§ WHAT YOU ARE ASKED TO DO:
Report how many lines below contain the word "with", and give only that number.

(Saved data entries)
[Start]

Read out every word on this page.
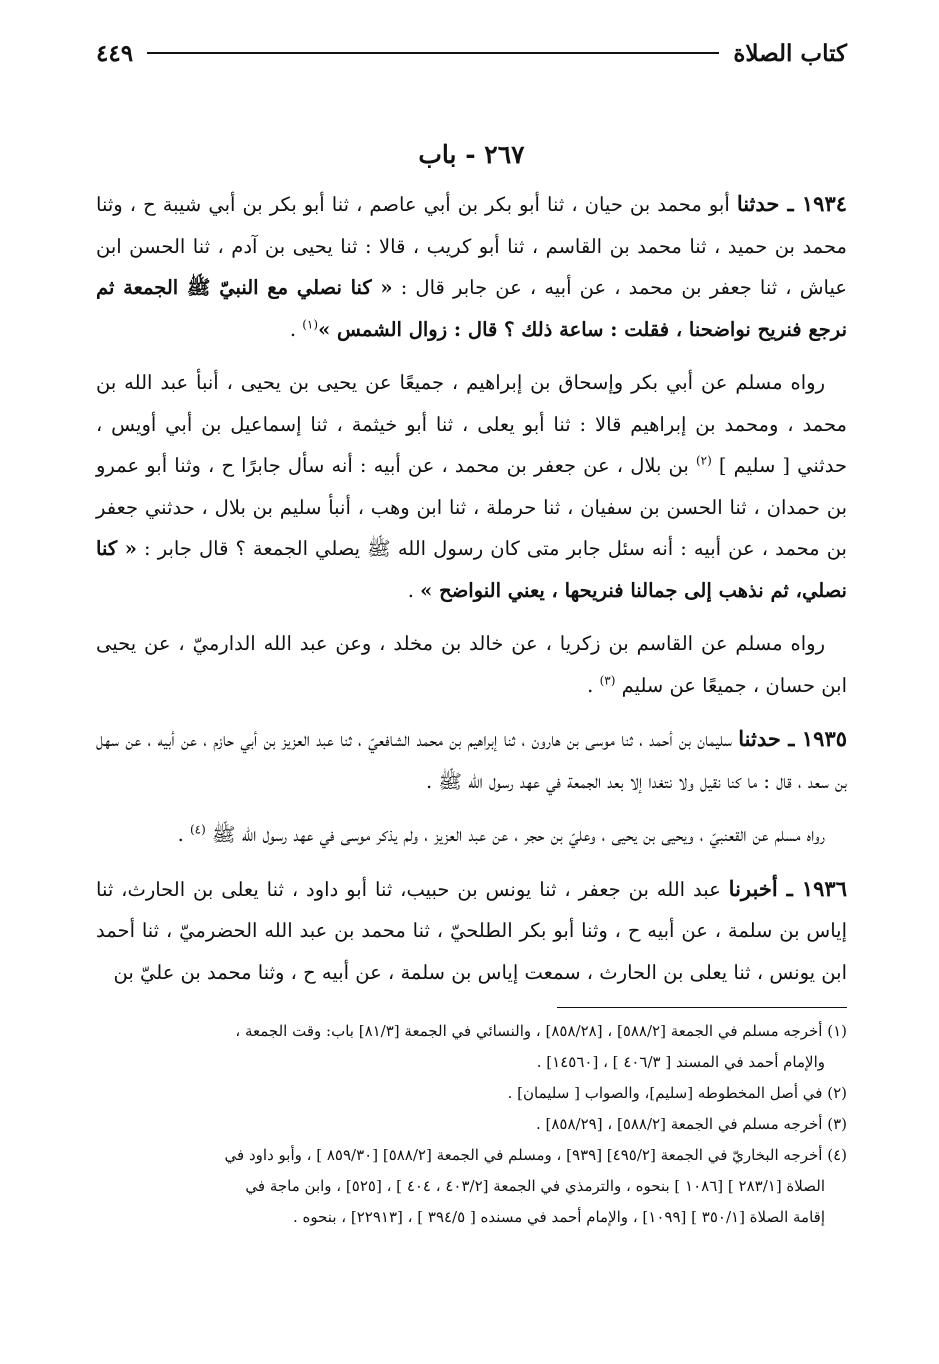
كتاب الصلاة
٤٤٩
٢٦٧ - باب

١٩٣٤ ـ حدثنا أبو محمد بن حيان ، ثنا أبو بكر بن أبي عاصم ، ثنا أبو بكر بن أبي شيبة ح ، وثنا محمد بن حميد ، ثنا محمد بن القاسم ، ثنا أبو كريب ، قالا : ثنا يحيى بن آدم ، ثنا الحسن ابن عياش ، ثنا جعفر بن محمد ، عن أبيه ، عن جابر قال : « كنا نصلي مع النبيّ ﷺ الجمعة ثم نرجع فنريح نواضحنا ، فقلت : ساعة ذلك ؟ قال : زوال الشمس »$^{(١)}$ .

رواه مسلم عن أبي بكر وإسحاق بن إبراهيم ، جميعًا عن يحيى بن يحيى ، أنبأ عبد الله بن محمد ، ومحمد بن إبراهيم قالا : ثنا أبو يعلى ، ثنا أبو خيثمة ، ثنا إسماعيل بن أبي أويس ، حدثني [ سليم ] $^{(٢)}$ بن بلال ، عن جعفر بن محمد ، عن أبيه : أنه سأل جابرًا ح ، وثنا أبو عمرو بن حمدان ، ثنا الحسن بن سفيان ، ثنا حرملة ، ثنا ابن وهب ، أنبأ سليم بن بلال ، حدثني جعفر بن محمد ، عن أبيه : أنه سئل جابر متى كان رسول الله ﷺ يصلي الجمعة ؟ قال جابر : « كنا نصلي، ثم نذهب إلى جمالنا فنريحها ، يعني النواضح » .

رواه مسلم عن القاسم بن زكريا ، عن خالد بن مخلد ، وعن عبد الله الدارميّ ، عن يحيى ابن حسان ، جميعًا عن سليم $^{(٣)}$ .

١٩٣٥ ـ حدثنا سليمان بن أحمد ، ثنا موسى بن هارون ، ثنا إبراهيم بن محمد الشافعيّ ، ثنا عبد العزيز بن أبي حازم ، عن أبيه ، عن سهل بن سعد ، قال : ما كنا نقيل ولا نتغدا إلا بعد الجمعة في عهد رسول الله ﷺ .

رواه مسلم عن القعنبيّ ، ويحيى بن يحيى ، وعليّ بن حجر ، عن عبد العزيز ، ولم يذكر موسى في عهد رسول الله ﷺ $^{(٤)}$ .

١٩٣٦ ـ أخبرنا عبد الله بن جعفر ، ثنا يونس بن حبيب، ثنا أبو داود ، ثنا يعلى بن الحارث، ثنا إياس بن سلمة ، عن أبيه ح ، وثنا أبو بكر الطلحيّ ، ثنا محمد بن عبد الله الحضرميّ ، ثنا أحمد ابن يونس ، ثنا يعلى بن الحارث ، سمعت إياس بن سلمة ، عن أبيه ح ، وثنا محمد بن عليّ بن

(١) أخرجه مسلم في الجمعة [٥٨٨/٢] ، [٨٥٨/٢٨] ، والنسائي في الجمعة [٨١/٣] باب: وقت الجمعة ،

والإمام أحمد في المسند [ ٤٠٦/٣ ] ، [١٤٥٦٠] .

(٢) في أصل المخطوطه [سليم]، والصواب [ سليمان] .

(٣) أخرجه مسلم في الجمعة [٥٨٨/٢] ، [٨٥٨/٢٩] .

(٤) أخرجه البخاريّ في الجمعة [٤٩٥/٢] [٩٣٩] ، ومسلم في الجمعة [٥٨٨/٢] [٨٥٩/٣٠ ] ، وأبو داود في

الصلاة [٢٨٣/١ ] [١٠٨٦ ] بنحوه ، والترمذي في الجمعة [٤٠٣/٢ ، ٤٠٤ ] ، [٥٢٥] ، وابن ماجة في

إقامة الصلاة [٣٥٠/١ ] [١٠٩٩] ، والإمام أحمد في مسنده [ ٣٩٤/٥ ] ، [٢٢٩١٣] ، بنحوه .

[End]
[Start]

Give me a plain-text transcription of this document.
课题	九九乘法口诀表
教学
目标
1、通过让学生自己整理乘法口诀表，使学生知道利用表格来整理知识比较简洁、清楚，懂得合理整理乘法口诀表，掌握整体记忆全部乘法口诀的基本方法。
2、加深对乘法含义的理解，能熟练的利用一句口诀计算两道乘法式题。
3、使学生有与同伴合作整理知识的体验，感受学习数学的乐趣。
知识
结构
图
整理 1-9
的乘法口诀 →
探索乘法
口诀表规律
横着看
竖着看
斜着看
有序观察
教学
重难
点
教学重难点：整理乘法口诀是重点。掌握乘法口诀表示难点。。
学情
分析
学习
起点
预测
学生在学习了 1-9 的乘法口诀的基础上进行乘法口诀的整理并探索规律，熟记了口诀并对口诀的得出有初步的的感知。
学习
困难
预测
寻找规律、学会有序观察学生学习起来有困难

[End]
[Start]

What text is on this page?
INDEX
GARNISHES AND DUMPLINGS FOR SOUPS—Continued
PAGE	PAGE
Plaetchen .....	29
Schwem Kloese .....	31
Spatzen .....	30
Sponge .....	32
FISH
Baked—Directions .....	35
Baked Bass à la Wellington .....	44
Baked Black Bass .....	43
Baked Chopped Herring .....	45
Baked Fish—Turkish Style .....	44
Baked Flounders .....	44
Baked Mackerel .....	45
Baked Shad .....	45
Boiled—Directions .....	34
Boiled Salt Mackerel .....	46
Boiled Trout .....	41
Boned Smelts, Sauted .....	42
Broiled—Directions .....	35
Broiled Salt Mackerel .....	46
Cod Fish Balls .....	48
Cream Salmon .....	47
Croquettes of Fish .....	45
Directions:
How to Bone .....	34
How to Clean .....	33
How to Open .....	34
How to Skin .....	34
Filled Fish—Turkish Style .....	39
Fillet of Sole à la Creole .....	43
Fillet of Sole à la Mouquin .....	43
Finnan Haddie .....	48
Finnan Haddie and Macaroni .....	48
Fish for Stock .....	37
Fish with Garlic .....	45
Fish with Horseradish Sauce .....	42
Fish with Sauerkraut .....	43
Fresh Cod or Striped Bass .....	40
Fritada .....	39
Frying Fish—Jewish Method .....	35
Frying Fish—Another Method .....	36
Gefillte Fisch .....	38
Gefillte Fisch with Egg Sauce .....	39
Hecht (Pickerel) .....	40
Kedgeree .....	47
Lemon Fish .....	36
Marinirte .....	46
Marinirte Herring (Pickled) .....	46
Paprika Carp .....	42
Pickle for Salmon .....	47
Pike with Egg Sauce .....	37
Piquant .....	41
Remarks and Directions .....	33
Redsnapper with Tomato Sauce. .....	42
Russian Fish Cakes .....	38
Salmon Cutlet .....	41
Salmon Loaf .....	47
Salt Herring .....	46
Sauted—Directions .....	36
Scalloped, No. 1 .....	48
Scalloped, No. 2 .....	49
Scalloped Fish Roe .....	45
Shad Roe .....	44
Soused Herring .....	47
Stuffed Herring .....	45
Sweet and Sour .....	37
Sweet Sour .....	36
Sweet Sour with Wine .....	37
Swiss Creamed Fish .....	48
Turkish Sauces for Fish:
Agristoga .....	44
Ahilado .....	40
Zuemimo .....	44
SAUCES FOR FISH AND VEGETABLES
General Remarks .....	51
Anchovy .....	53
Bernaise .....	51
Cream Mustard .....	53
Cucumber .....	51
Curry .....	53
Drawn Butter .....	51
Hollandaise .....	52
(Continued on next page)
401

[End]

§ TASK ANSWER:
7